* begin *

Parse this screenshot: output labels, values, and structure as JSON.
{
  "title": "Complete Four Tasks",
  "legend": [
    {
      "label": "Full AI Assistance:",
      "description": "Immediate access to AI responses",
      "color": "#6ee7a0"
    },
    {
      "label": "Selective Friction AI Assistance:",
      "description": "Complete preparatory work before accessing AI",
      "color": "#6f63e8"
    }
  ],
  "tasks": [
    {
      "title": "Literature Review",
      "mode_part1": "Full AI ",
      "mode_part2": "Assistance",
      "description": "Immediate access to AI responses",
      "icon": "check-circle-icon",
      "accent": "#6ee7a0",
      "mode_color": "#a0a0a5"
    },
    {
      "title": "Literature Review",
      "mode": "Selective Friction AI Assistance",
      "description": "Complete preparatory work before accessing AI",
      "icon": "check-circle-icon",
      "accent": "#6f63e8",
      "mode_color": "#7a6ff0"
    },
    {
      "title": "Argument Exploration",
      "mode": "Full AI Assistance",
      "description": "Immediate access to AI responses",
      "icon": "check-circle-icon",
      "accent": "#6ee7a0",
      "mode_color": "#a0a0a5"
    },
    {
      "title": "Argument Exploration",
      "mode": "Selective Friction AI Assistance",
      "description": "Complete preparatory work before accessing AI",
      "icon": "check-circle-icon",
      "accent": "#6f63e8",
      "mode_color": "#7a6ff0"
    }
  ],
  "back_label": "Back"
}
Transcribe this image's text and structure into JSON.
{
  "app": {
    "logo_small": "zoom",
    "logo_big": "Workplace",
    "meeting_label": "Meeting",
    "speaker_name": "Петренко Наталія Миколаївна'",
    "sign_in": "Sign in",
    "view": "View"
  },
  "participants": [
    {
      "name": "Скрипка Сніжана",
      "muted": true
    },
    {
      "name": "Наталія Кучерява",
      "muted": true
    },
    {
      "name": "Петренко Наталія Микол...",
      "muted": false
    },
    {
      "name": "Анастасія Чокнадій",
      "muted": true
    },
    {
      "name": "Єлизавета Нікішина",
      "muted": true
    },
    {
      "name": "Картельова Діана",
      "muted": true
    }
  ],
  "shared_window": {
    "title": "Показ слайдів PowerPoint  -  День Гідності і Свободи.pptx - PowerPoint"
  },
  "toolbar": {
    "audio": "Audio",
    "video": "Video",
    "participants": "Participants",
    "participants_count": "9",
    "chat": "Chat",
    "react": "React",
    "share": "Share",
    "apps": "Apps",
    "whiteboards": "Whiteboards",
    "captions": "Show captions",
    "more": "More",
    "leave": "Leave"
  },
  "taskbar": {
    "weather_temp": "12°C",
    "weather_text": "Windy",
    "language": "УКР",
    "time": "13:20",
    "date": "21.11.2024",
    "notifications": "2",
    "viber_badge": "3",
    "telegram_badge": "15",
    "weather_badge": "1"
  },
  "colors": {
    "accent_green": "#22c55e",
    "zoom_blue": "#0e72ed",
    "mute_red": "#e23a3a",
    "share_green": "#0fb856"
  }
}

* end *

== Short task ==
Each record must be returned exactly as it is written.

== Right answer ==
Parse this screenshot: output labels, values, and structure as JSON.
{
  "title": "Complete Four Tasks",
  "legend": [
    {
      "label": "Full AI Assistance:",
      "description": "Immediate access to AI responses",
      "color": "#6ee7a0"
    },
    {
      "label": "Selective Friction AI Assistance:",
      "description": "Complete preparatory work before accessing AI",
      "color": "#6f63e8"
    }
  ],
  "tasks": [
    {
      "title": "Literature Review",
      "mode_part1": "Full AI ",
      "mode_part2": "Assistance",
      "description": "Immediate access to AI responses",
      "icon": "check-circle-icon",
      "accent": "#6ee7a0",
      "mode_color": "#a0a0a5"
    },
    {
      "title": "Literature Review",
      "mode": "Selective Friction AI Assistance",
      "description": "Complete preparatory work before accessing AI",
      "icon": "check-circle-icon",
      "accent": "#6f63e8",
      "mode_color": "#7a6ff0"
    },
    {
      "title": "Argument Exploration",
      "mode": "Full AI Assistance",
      "description": "Immediate access to AI responses",
      "icon": "check-circle-icon",
      "accent": "#6ee7a0",
      "mode_color": "#a0a0a5"
    },
    {
      "title": "Argument Exploration",
      "mode": "Selective Friction AI Assistance",
      "description": "Complete preparatory work before accessing AI",
      "icon": "check-circle-icon",
      "accent": "#6f63e8",
      "mode_color": "#7a6ff0"
    }
  ],
  "back_label": "Back"
}
Transcribe this image's text and structure into JSON.
{
  "app": {
    "logo_small": "zoom",
    "logo_big": "Workplace",
    "meeting_label": "Meeting",
    "speaker_name": "Петренко Наталія Миколаївна'",
    "sign_in": "Sign in",
    "view": "View"
  },
  "participants": [
    {
      "name": "Скрипка Сніжана",
      "muted": true
    },
    {
      "name": "Наталія Кучерява",
      "muted": true
    },
    {
      "name": "Петренко Наталія Микол...",
      "muted": false
    },
    {
      "name": "Анастасія Чокнадій",
      "muted": true
    },
    {
      "name": "Єлизавета Нікішина",
      "muted": true
    },
    {
      "name": "Картельова Діана",
      "muted": true
    }
  ],
  "shared_window": {
    "title": "Показ слайдів PowerPoint  -  День Гідності і Свободи.pptx - PowerPoint"
  },
  "toolbar": {
    "audio": "Audio",
    "video": "Video",
    "participants": "Participants",
    "participants_count": "9",
    "chat": "Chat",
    "react": "React",
    "share": "Share",
    "apps": "Apps",
    "whiteboards": "Whiteboards",
    "captions": "Show captions",
    "more": "More",
    "leave": "Leave"
  },
  "taskbar": {
    "weather_temp": "12°C",
    "weather_text": "Windy",
    "language": "УКР",
    "time": "13:20",
    "date": "21.11.2024",
    "notifications": "2",
    "viber_badge": "3",
    "telegram_badge": "15",
    "weather_badge": "1"
  },
  "colors": {
    "accent_green": "#22c55e",
    "zoom_blue": "#0e72ed",
    "mute_red": "#e23a3a",
    "share_green": "#0fb856"
  }
}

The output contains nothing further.